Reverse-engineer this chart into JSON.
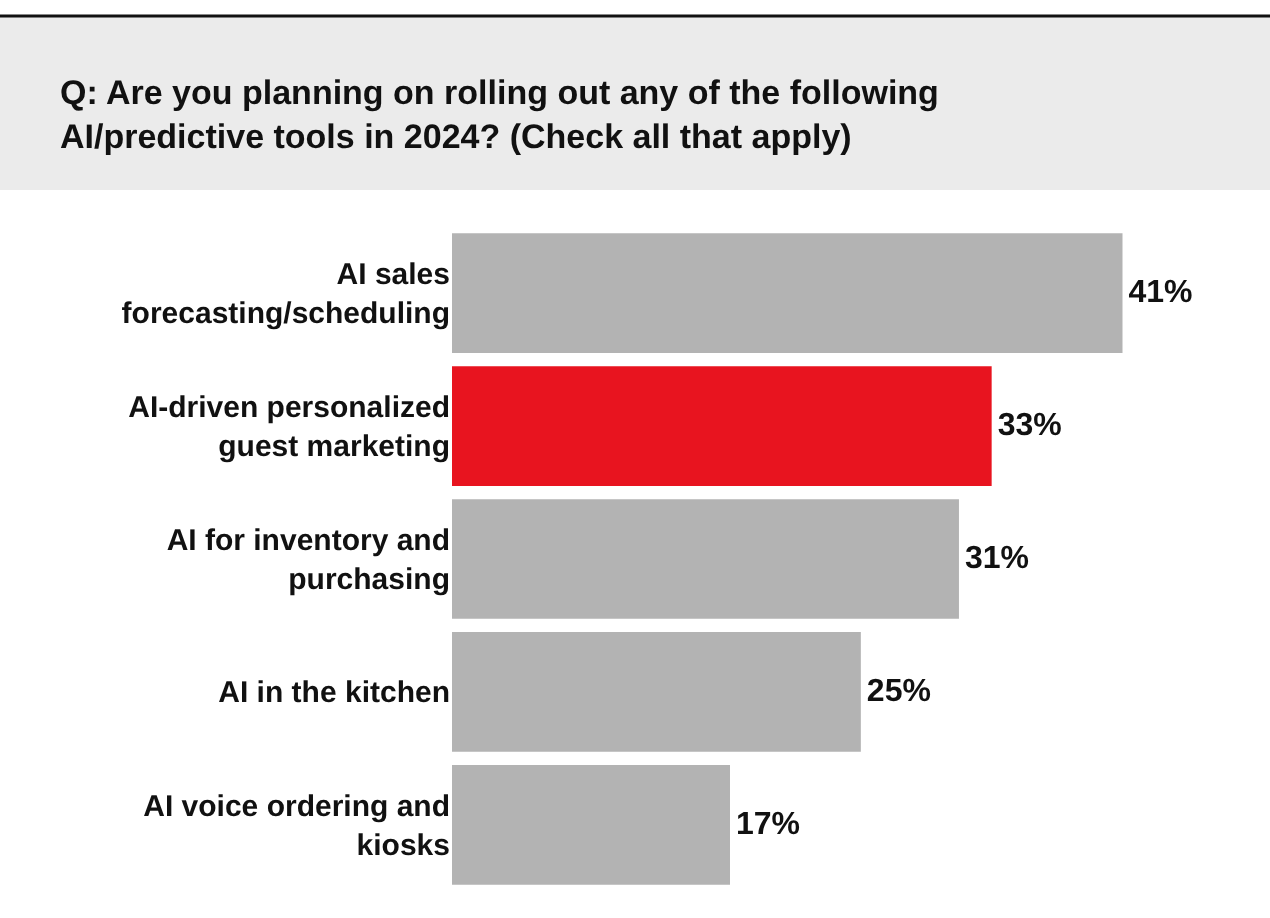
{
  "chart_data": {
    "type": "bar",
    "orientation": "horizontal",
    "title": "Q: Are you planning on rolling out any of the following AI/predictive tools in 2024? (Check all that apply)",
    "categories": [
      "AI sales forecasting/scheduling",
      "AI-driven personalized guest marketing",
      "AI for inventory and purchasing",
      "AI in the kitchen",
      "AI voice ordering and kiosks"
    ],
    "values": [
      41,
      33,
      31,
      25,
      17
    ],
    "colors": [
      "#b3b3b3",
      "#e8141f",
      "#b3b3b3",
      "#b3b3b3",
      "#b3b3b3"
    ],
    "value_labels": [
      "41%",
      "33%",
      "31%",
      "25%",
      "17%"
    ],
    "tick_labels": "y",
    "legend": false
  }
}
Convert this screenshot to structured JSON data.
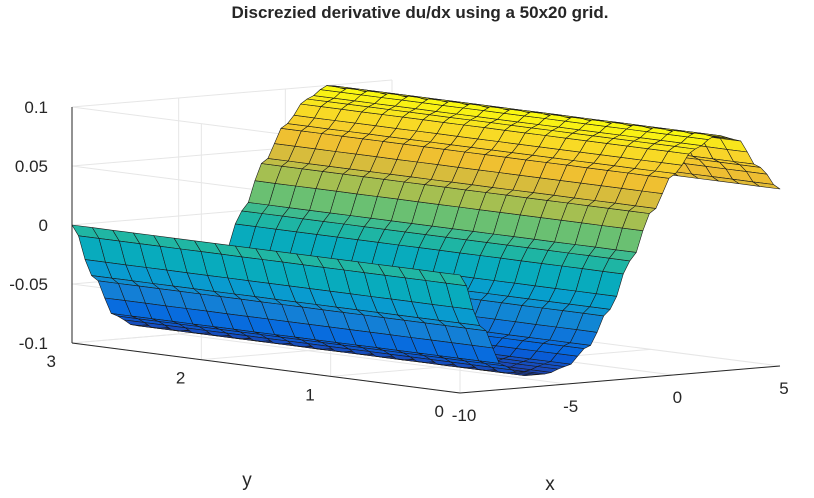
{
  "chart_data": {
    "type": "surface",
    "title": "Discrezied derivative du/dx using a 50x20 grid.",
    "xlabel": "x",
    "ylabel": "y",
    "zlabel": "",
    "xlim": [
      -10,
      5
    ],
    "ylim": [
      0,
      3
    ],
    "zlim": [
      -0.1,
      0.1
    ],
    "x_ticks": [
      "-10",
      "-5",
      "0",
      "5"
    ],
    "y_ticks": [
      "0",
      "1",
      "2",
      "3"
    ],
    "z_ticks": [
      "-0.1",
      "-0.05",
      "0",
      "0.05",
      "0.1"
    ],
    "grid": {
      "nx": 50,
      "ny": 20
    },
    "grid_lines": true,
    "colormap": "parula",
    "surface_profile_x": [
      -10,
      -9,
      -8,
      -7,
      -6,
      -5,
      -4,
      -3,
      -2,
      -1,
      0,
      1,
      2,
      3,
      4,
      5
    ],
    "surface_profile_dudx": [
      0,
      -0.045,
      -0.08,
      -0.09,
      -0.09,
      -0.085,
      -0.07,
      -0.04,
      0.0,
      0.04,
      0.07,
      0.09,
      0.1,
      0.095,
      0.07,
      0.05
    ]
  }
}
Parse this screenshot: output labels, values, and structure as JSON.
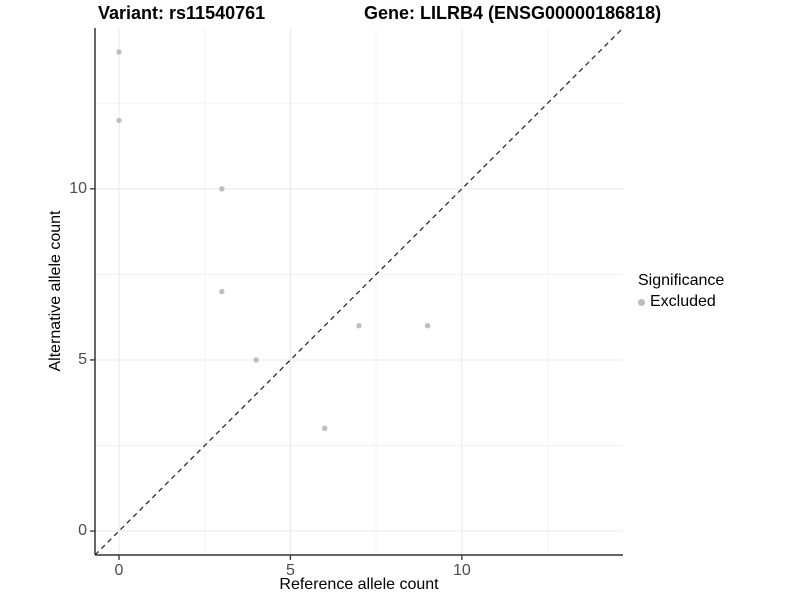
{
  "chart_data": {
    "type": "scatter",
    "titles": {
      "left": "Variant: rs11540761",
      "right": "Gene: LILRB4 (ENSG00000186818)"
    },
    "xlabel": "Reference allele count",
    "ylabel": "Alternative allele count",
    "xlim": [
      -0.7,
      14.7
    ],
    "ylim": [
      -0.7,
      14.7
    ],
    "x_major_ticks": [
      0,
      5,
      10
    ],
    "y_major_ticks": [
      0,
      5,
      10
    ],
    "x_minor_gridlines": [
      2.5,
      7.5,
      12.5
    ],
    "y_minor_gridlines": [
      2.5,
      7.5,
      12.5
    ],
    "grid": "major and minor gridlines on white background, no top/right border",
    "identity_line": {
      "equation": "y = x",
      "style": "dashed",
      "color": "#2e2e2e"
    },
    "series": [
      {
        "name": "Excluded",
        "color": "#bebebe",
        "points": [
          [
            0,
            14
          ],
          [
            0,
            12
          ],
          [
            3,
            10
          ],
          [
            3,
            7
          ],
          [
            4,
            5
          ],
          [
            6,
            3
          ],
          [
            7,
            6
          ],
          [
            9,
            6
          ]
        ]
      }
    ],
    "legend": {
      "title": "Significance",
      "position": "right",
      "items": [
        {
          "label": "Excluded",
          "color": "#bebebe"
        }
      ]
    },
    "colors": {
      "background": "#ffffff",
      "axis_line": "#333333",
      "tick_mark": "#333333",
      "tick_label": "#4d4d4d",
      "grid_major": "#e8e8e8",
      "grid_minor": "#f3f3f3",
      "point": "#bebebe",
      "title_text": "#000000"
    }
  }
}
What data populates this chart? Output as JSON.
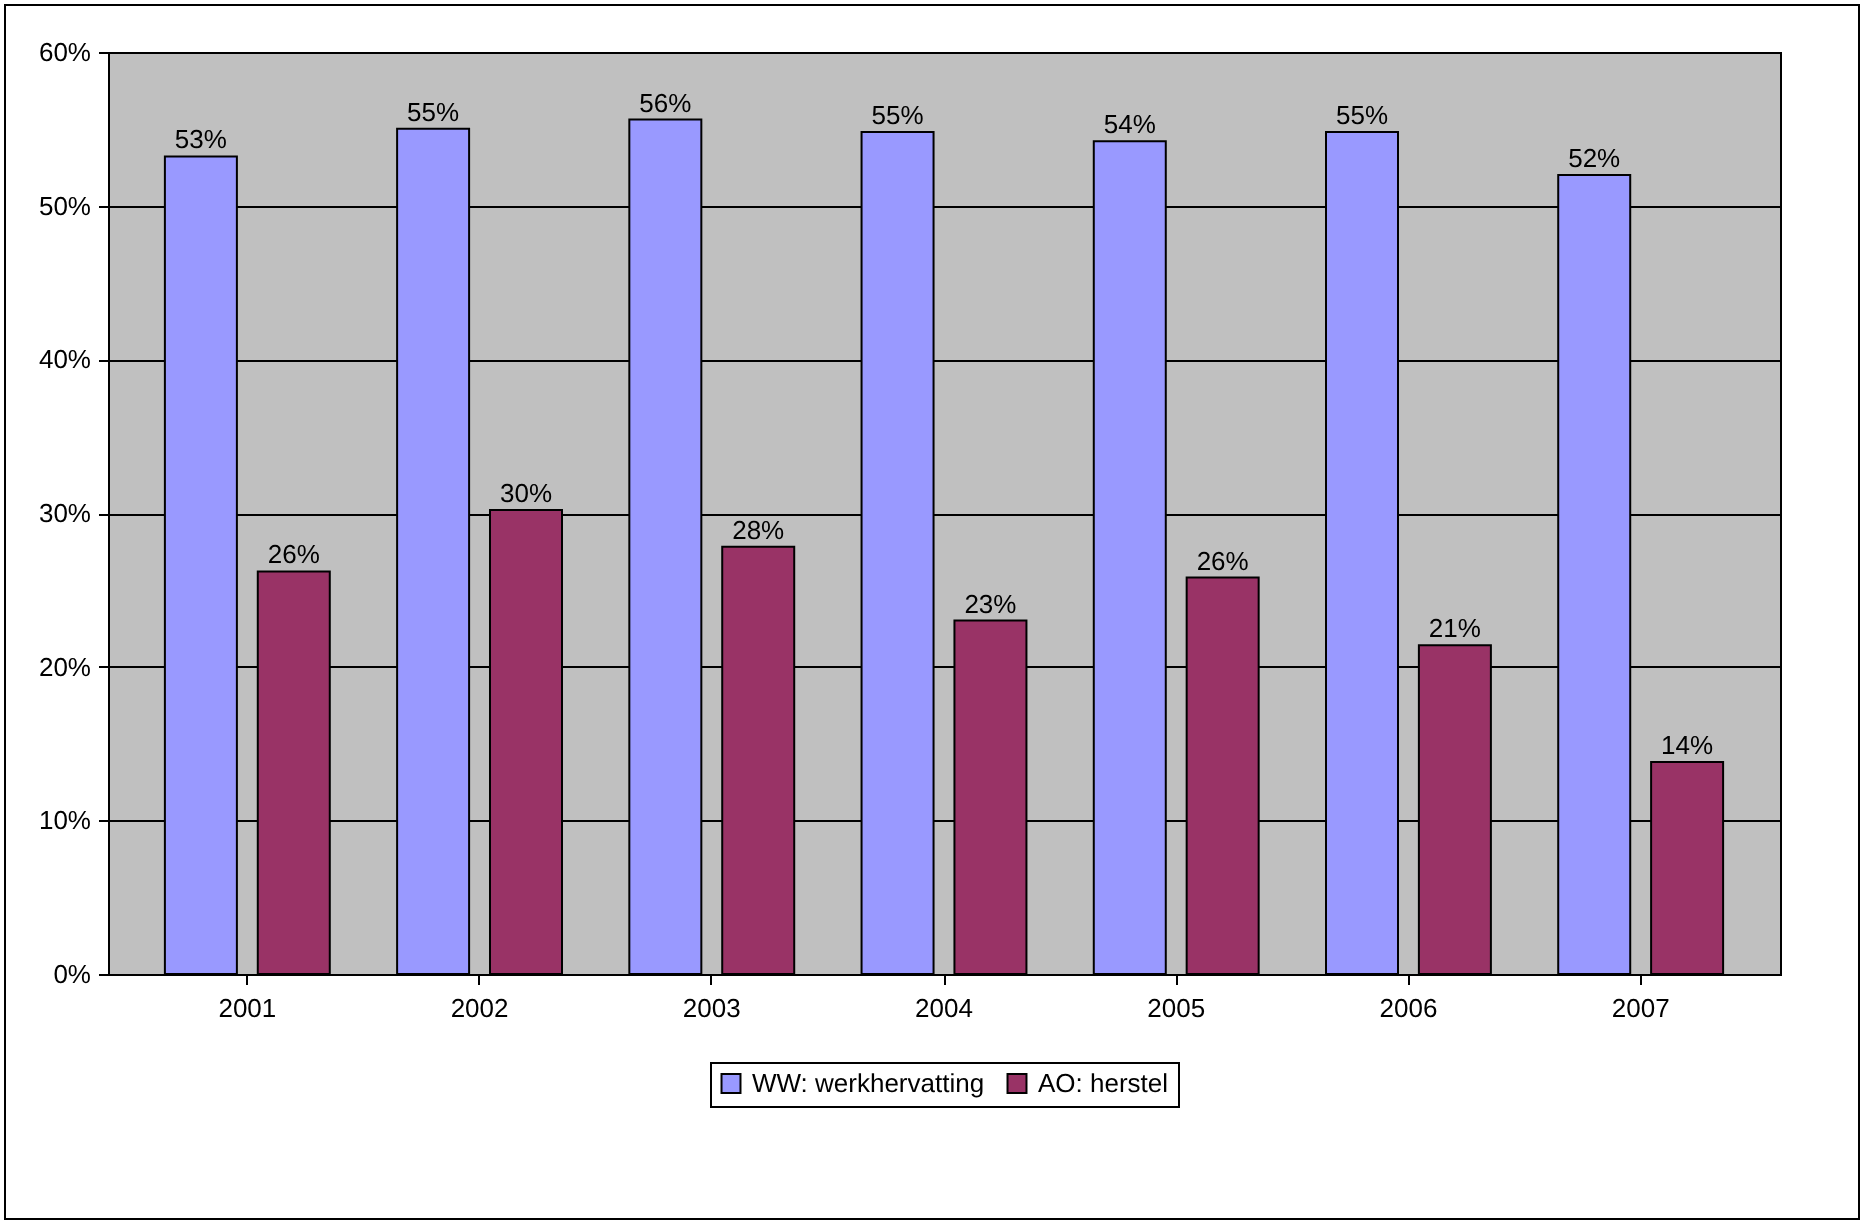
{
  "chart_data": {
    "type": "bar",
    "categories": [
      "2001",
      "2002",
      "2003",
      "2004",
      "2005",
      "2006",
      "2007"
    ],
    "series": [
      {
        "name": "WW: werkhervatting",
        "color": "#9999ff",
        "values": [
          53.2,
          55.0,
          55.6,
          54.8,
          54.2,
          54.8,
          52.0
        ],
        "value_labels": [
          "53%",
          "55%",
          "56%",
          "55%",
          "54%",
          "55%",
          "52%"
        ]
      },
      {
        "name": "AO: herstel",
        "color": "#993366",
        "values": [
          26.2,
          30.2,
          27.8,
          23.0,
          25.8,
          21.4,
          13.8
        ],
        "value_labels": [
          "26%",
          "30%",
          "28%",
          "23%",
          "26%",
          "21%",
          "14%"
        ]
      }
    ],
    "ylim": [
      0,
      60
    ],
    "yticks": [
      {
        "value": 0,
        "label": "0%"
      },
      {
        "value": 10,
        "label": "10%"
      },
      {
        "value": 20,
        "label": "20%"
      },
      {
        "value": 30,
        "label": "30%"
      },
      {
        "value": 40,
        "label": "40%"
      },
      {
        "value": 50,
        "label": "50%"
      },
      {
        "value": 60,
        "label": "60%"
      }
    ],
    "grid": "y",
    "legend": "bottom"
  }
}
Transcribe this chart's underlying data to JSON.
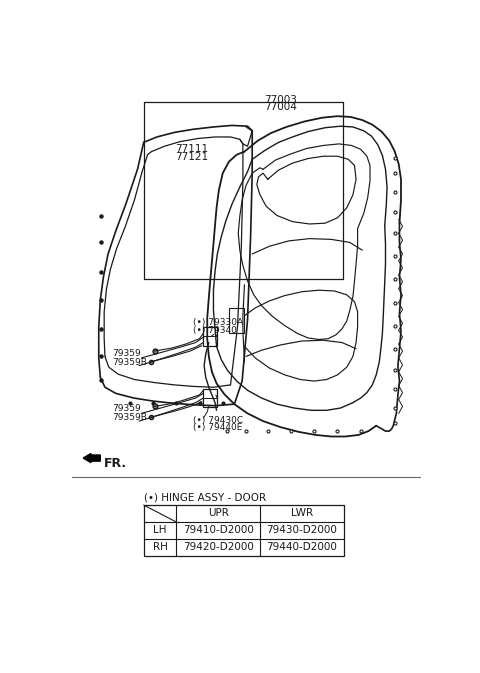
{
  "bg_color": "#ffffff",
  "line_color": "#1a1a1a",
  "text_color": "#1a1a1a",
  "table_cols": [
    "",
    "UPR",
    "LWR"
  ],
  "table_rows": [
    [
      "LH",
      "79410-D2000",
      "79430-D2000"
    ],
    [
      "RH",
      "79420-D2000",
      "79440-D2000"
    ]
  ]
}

☆ ☆ ☆ ☆

REQUIREMENT: Collect each line above holding the string "screenshot".

WRITTEN RESPONSE:
Convert this screenshot to structured JSON data.
Parse this screenshot: output labels, values, and structure as JSON.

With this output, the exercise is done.